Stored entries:
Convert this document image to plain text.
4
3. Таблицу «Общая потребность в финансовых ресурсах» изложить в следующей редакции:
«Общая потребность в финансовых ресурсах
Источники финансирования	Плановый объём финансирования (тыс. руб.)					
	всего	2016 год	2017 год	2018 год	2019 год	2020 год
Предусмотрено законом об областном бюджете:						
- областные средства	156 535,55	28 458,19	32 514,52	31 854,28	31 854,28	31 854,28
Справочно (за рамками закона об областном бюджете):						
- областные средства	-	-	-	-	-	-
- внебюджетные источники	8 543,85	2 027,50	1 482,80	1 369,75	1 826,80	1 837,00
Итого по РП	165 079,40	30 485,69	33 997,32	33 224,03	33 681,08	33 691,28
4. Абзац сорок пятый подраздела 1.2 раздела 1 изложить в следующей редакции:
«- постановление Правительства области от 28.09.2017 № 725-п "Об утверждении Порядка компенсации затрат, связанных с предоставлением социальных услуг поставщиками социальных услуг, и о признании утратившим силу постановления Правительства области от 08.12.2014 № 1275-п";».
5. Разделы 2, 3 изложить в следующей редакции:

TASK DESCRIPTION
Retype the data exactly as given.

RESULT OF THIS TASK
Convert this document image to plain text.
4
3. Таблицу «Общая потребность в финансовых ресурсах» изложить в следующей редакции:
«Общая потребность в финансовых ресурсах
Источники финансирования	Плановый объём финансирования (тыс. руб.)					
	всего	2016 год	2017 год	2018 год	2019 год	2020 год
Предусмотрено законом об областном бюджете:						
- областные средства	156 535,55	28 458,19	32 514,52	31 854,28	31 854,28	31 854,28
Справочно (за рамками закона об областном бюджете):						
- областные средства	-	-	-	-	-	-
- внебюджетные источники	8 543,85	2 027,50	1 482,80	1 369,75	1 826,80	1 837,00
Итого по РП	165 079,40	30 485,69	33 997,32	33 224,03	33 681,08	33 691,28
4. Абзац сорок пятый подраздела 1.2 раздела 1 изложить в следующей редакции:
«- постановление Правительства области от 28.09.2017 № 725-п "Об утверждении Порядка компенсации затрат, связанных с предоставлением социальных услуг поставщиками социальных услуг, и о признании утратившим силу постановления Правительства области от 08.12.2014 № 1275-п";».
5. Разделы 2, 3 изложить в следующей редакции:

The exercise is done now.